# start of GIVEN INFORMATION
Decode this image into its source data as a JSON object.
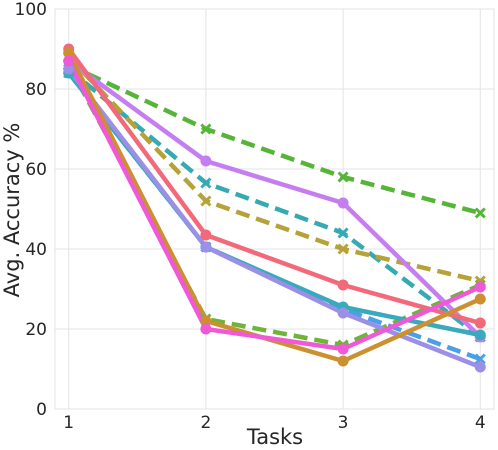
{
  "chart_data": {
    "type": "line",
    "xlabel": "Tasks",
    "ylabel": "Avg. Accuracy %",
    "x": [
      1,
      2,
      3,
      4
    ],
    "xticks": [
      "1",
      "2",
      "3",
      "4"
    ],
    "yticks": [
      "0",
      "20",
      "40",
      "60",
      "80",
      "100"
    ],
    "ylim": [
      0,
      100
    ],
    "grid": true,
    "legend": "none",
    "series": [
      {
        "values": [
          86,
          70,
          58,
          49
        ],
        "color": "#55b537",
        "dash": true,
        "marker": "x"
      },
      {
        "values": [
          85,
          56.5,
          44,
          18
        ],
        "color": "#36aab2",
        "dash": true,
        "marker": "x"
      },
      {
        "values": [
          88,
          52,
          40,
          32
        ],
        "color": "#b5a238",
        "dash": true,
        "marker": "x"
      },
      {
        "values": [
          86,
          22.5,
          16,
          31
        ],
        "color": "#6fb338",
        "dash": true,
        "marker": "x"
      },
      {
        "values": [
          84,
          40.5,
          25,
          12.5
        ],
        "color": "#4aa0e6",
        "dash": true,
        "marker": "x"
      },
      {
        "values": [
          87,
          62,
          51.5,
          18
        ],
        "color": "#c57ef0",
        "dash": false,
        "marker": "o"
      },
      {
        "values": [
          90,
          43.5,
          31,
          21.5
        ],
        "color": "#f2697a",
        "dash": false,
        "marker": "o"
      },
      {
        "values": [
          84,
          40.5,
          25.5,
          18.5
        ],
        "color": "#39a9bd",
        "dash": false,
        "marker": "o"
      },
      {
        "values": [
          85,
          40.5,
          24,
          10.5
        ],
        "color": "#9c8fe6",
        "dash": false,
        "marker": "o"
      },
      {
        "values": [
          89,
          22,
          12,
          27.5
        ],
        "color": "#cc9030",
        "dash": false,
        "marker": "o"
      },
      {
        "values": [
          87,
          20,
          15,
          30.5
        ],
        "color": "#ef58d6",
        "dash": false,
        "marker": "o"
      }
    ]
  }
}
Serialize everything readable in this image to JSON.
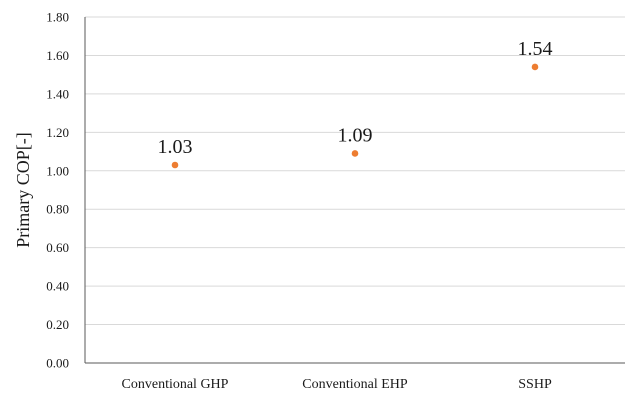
{
  "chart_data": {
    "type": "scatter",
    "title": "",
    "xlabel": "",
    "ylabel": "Primary COP[-]",
    "ylim": [
      0,
      1.8
    ],
    "ytick_step": 0.2,
    "yticks": [
      "0.00",
      "0.20",
      "0.40",
      "0.60",
      "0.80",
      "1.00",
      "1.20",
      "1.40",
      "1.60",
      "1.80"
    ],
    "categories": [
      "Conventional GHP",
      "Conventional EHP",
      "SSHP"
    ],
    "values": [
      1.03,
      1.09,
      1.54
    ],
    "data_labels": [
      "1.03",
      "1.09",
      "1.54"
    ],
    "grid": true,
    "legend": "none",
    "marker_color": "#ED7D31"
  }
}
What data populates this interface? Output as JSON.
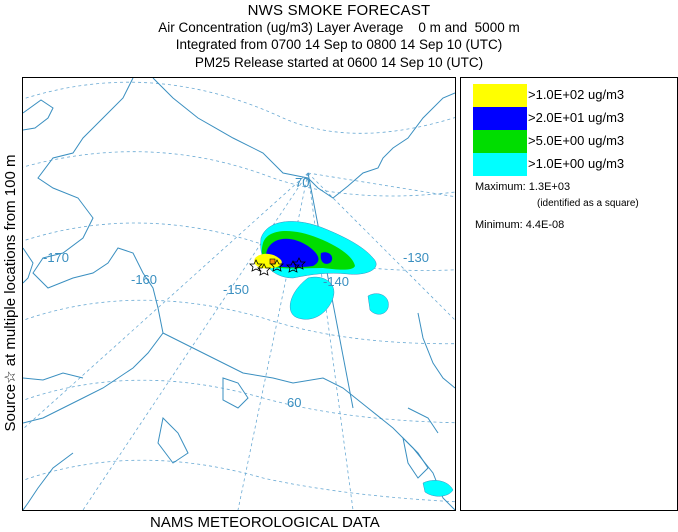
{
  "header": {
    "title": "NWS SMOKE FORECAST",
    "line2": "Air Concentration (ug/m3) Layer Average    0 m and  5000 m",
    "line3": "Integrated from 0700 14 Sep to 0800 14 Sep 10 (UTC)",
    "line4": "PM25 Release started at 0600 14 Sep 10 (UTC)"
  },
  "side_label": "Source☆  at multiple locations   from   100 m",
  "footer": "NAMS METEOROLOGICAL DATA",
  "legend": {
    "items": [
      {
        "label": ">1.0E+02 ug/m3",
        "color": "#ffff00"
      },
      {
        "label": ">2.0E+01 ug/m3",
        "color": "#0000ff"
      },
      {
        "label": ">5.0E+00 ug/m3",
        "color": "#00dd00"
      },
      {
        "label": ">1.0E+00 ug/m3",
        "color": "#00ffff"
      }
    ],
    "maximum": "Maximum: 1.3E+03",
    "max_note": "(identified as a square)",
    "minimum": "Minimum: 4.4E-08"
  },
  "map": {
    "graticule_labels": {
      "lon_170": "-170",
      "lon_160": "-160",
      "lon_150": "-150",
      "lon_140": "-140",
      "lon_130": "-130",
      "lat_70": "70",
      "lat_60": "60"
    },
    "line_color": "#3a8fc0"
  }
}
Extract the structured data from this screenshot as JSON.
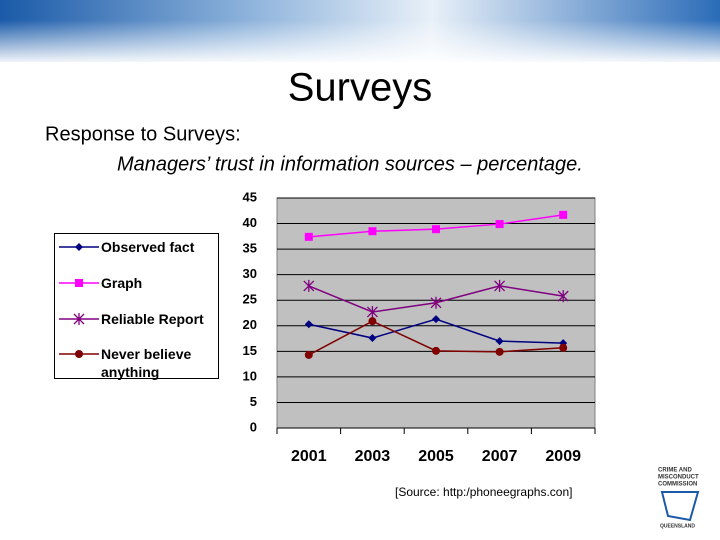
{
  "title": "Surveys",
  "heading": "Response to Surveys:",
  "source": "[Source:  http:/phoneegraphs.con]",
  "logo": {
    "lines": [
      "CRIME AND",
      "MISCONDUCT",
      "COMMISSION"
    ],
    "footer": "QUEENSLAND"
  },
  "chart_data": {
    "type": "line",
    "title": "Managers’ trust in information sources – percentage.",
    "categories": [
      "2001",
      "2003",
      "2005",
      "2007",
      "2009"
    ],
    "series": [
      {
        "name": "Observed fact",
        "color": "#000080",
        "marker": "diamond",
        "values": [
          20.3,
          17.6,
          21.3,
          17.0,
          16.6
        ]
      },
      {
        "name": "Graph",
        "color": "#ff00ff",
        "marker": "square",
        "values": [
          37.4,
          38.5,
          38.9,
          39.9,
          41.7
        ]
      },
      {
        "name": "Reliable Report",
        "color": "#800080",
        "marker": "asterisk",
        "values": [
          27.8,
          22.7,
          24.5,
          27.8,
          25.8
        ]
      },
      {
        "name": "Never believe anything",
        "color": "#800000",
        "marker": "circle",
        "values": [
          14.3,
          20.9,
          15.1,
          14.9,
          15.7
        ]
      }
    ],
    "ylim": [
      0,
      45
    ],
    "yticks": [
      0,
      5,
      10,
      15,
      20,
      25,
      30,
      35,
      40,
      45
    ],
    "grid": true,
    "legend": "left"
  }
}
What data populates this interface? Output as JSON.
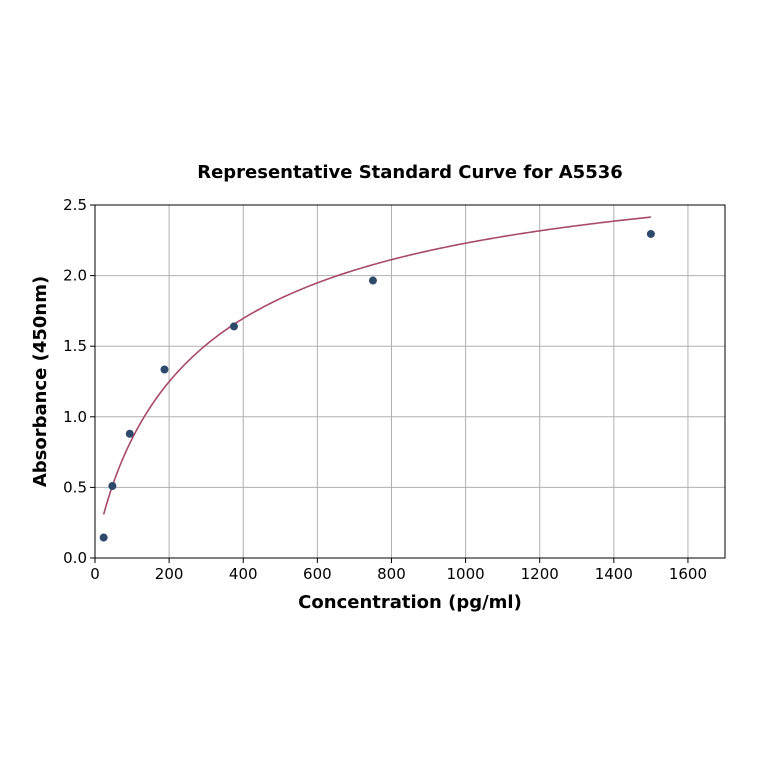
{
  "chart_data": {
    "type": "scatter",
    "title": "Representative Standard Curve for A5536",
    "xlabel": "Concentration (pg/ml)",
    "ylabel": "Absorbance (450nm)",
    "xlim": [
      0,
      1700
    ],
    "ylim": [
      0,
      2.5
    ],
    "xticks": [
      0,
      200,
      400,
      600,
      800,
      1000,
      1200,
      1400,
      1600
    ],
    "yticks": [
      0.0,
      0.5,
      1.0,
      1.5,
      2.0,
      2.5
    ],
    "xtick_labels": [
      "0",
      "200",
      "400",
      "600",
      "800",
      "1000",
      "1200",
      "1400",
      "1600"
    ],
    "ytick_labels": [
      "0.0",
      "0.5",
      "1.0",
      "1.5",
      "2.0",
      "2.5"
    ],
    "grid": true,
    "series": [
      {
        "type": "scatter",
        "x": [
          23.4,
          46.9,
          93.8,
          187.5,
          375,
          750,
          1500
        ],
        "y": [
          0.145,
          0.51,
          0.88,
          1.335,
          1.64,
          1.965,
          2.295
        ],
        "color": "#2e4a6b"
      },
      {
        "type": "line",
        "fit": "4PL",
        "params": {
          "A": 0.02,
          "B": 0.875,
          "C": 300,
          "D": 3.0
        },
        "x_range": [
          23.4,
          1500
        ],
        "color": "#a84a6a"
      }
    ]
  }
}
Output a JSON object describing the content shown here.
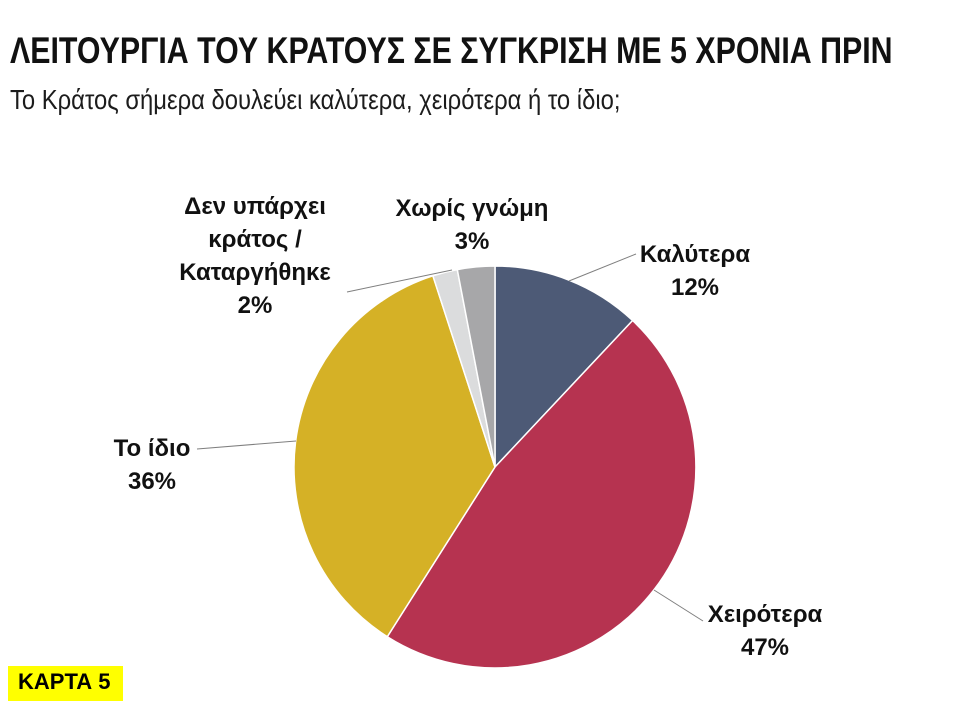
# end of GIVEN INFORMATION
EXERCISE PROMPT –
Each line holding the word "ylabel" counts once; report the total and nothing else.

ANSWER BELOW –
3